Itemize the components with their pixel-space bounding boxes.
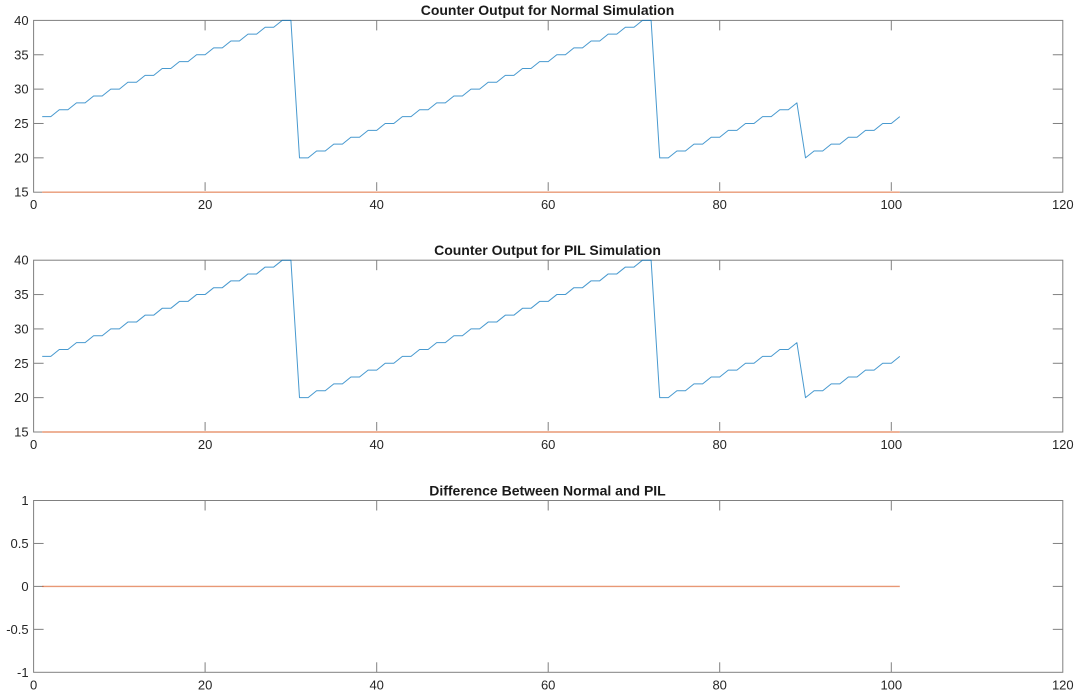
svg-text:60: 60	[541, 677, 555, 692]
svg-text:20: 20	[198, 197, 212, 212]
svg-text:0: 0	[30, 437, 37, 452]
svg-text:40: 40	[369, 437, 383, 452]
svg-text:15: 15	[14, 185, 28, 200]
svg-text:35: 35	[14, 287, 28, 302]
svg-text:120: 120	[1052, 437, 1074, 452]
svg-text:25: 25	[14, 356, 28, 371]
svg-text:40: 40	[369, 677, 383, 692]
svg-text:-0.5: -0.5	[6, 622, 28, 637]
svg-text:20: 20	[14, 390, 28, 405]
svg-text:35: 35	[14, 47, 28, 62]
svg-text:15: 15	[14, 425, 28, 440]
svg-text:20: 20	[198, 677, 212, 692]
svg-text:20: 20	[14, 150, 28, 165]
svg-text:120: 120	[1052, 197, 1074, 212]
svg-text:80: 80	[712, 197, 726, 212]
svg-text:60: 60	[541, 197, 555, 212]
svg-text:-1: -1	[17, 665, 29, 680]
svg-text:30: 30	[14, 82, 28, 97]
svg-text:120: 120	[1052, 677, 1074, 692]
svg-text:100: 100	[880, 677, 902, 692]
svg-text:100: 100	[880, 197, 902, 212]
svg-text:Difference Between Normal and: Difference Between Normal and PIL	[429, 482, 666, 498]
svg-text:0: 0	[30, 677, 37, 692]
svg-text:1: 1	[21, 493, 28, 508]
svg-text:0: 0	[30, 197, 37, 212]
svg-text:40: 40	[369, 197, 383, 212]
svg-text:80: 80	[712, 677, 726, 692]
svg-text:40: 40	[14, 13, 28, 28]
svg-text:100: 100	[880, 437, 902, 452]
svg-text:25: 25	[14, 116, 28, 131]
svg-text:Counter Output for Normal Simu: Counter Output for Normal Simulation	[421, 2, 675, 18]
svg-text:60: 60	[541, 437, 555, 452]
svg-text:20: 20	[198, 437, 212, 452]
svg-text:Counter Output for PIL Simulat: Counter Output for PIL Simulation	[434, 242, 661, 258]
svg-text:30: 30	[14, 321, 28, 336]
svg-text:40: 40	[14, 253, 28, 268]
svg-text:0.5: 0.5	[11, 536, 29, 551]
svg-text:0: 0	[21, 579, 28, 594]
svg-text:80: 80	[712, 437, 726, 452]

____________

__PROBLEM STATEMENT__
Retype all of the lines above, character for character, leaving out the pictures.

__EXPECTED ANSWER__
Itemize the components with their pixel-space bounding boxes.
svg-text:60: 60	[541, 677, 555, 692]
svg-text:20: 20	[198, 197, 212, 212]
svg-text:0: 0	[30, 437, 37, 452]
svg-text:40: 40	[369, 437, 383, 452]
svg-text:15: 15	[14, 185, 28, 200]
svg-text:35: 35	[14, 287, 28, 302]
svg-text:120: 120	[1052, 437, 1074, 452]
svg-text:25: 25	[14, 356, 28, 371]
svg-text:40: 40	[369, 677, 383, 692]
svg-text:-0.5: -0.5	[6, 622, 28, 637]
svg-text:20: 20	[14, 390, 28, 405]
svg-text:35: 35	[14, 47, 28, 62]
svg-text:15: 15	[14, 425, 28, 440]
svg-text:20: 20	[198, 677, 212, 692]
svg-text:20: 20	[14, 150, 28, 165]
svg-text:120: 120	[1052, 197, 1074, 212]
svg-text:80: 80	[712, 197, 726, 212]
svg-text:60: 60	[541, 197, 555, 212]
svg-text:-1: -1	[17, 665, 29, 680]
svg-text:30: 30	[14, 82, 28, 97]
svg-text:120: 120	[1052, 677, 1074, 692]
svg-text:100: 100	[880, 677, 902, 692]
svg-text:100: 100	[880, 197, 902, 212]
svg-text:Difference Between Normal and: Difference Between Normal and PIL	[429, 482, 666, 498]
svg-text:0: 0	[30, 677, 37, 692]
svg-text:1: 1	[21, 493, 28, 508]
svg-text:0: 0	[30, 197, 37, 212]
svg-text:40: 40	[369, 197, 383, 212]
svg-text:80: 80	[712, 677, 726, 692]
svg-text:40: 40	[14, 13, 28, 28]
svg-text:100: 100	[880, 437, 902, 452]
svg-text:25: 25	[14, 116, 28, 131]
svg-text:Counter Output for Normal Simu: Counter Output for Normal Simulation	[421, 2, 675, 18]
svg-text:60: 60	[541, 437, 555, 452]
svg-text:20: 20	[198, 437, 212, 452]
svg-text:Counter Output for PIL Simulat: Counter Output for PIL Simulation	[434, 242, 661, 258]
svg-text:30: 30	[14, 321, 28, 336]
svg-text:40: 40	[14, 253, 28, 268]
svg-text:0.5: 0.5	[11, 536, 29, 551]
svg-text:0: 0	[21, 579, 28, 594]
svg-text:80: 80	[712, 437, 726, 452]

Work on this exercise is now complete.